Start of PROVIDED RECORDS
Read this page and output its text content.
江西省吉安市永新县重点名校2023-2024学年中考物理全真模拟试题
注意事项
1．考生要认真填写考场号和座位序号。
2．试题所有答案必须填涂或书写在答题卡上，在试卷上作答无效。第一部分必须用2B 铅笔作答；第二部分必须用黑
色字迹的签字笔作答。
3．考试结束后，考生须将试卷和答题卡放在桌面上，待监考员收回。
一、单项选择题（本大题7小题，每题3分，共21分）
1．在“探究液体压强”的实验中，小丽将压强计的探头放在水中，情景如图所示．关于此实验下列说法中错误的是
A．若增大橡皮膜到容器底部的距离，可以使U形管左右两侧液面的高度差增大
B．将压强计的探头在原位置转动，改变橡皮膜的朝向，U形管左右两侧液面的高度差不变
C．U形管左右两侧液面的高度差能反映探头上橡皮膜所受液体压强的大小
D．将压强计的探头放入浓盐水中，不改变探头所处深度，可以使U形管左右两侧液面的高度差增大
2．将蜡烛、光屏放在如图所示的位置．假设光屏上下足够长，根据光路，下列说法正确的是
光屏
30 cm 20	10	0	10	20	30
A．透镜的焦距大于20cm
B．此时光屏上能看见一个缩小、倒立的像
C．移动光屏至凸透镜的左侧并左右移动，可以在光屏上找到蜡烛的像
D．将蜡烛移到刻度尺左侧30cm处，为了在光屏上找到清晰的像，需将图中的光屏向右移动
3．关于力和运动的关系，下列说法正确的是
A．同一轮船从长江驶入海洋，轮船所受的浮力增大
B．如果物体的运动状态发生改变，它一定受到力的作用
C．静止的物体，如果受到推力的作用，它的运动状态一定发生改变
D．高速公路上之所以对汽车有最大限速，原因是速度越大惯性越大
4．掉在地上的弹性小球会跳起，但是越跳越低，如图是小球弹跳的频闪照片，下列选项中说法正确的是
End of PROVIDED RECORDS
Start of PROVIDED RECORDS
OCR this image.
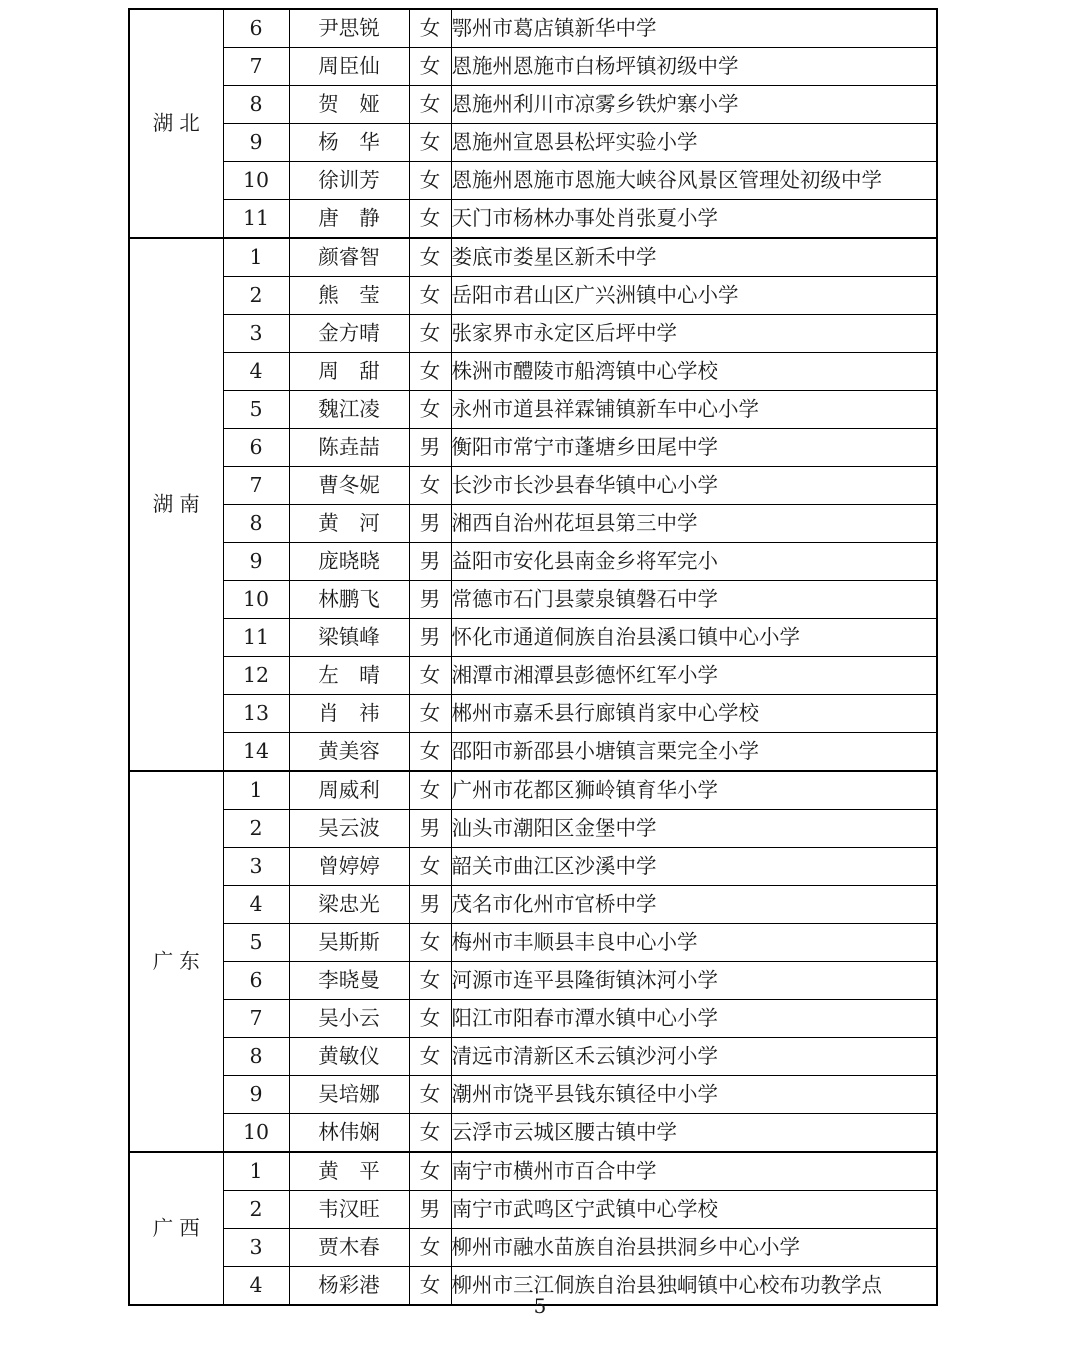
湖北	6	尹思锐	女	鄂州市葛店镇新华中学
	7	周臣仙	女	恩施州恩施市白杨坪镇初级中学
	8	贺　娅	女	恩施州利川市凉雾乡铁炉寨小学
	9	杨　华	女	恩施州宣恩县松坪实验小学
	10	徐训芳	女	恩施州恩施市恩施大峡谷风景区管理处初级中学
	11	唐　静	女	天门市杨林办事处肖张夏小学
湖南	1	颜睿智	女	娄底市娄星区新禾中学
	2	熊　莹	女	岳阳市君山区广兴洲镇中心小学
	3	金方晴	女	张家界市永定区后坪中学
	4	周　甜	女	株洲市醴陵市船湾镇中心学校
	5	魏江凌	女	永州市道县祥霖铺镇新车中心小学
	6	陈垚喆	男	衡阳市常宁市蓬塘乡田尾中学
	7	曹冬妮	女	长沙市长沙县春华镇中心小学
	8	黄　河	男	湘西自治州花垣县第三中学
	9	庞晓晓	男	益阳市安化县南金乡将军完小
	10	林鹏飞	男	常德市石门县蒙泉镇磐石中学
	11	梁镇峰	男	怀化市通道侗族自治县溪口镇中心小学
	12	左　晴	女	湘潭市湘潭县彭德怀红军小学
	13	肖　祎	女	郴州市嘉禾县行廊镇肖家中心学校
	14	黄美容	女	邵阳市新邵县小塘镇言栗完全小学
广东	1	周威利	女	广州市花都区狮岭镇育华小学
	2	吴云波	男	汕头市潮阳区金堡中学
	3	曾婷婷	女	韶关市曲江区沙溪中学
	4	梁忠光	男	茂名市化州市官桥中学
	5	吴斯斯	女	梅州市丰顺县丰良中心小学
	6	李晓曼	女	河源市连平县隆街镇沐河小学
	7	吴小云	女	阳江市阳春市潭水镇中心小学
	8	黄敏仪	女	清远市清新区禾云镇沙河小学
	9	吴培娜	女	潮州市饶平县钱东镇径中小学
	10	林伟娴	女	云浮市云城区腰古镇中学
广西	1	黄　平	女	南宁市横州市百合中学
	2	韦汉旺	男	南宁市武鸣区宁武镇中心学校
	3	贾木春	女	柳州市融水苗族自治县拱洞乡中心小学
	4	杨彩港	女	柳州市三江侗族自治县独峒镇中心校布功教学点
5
End of PROVIDED RECORDS
Give only the count of lines in the data that include the string "下列说法正确的是".

FULL RESPONSE:
2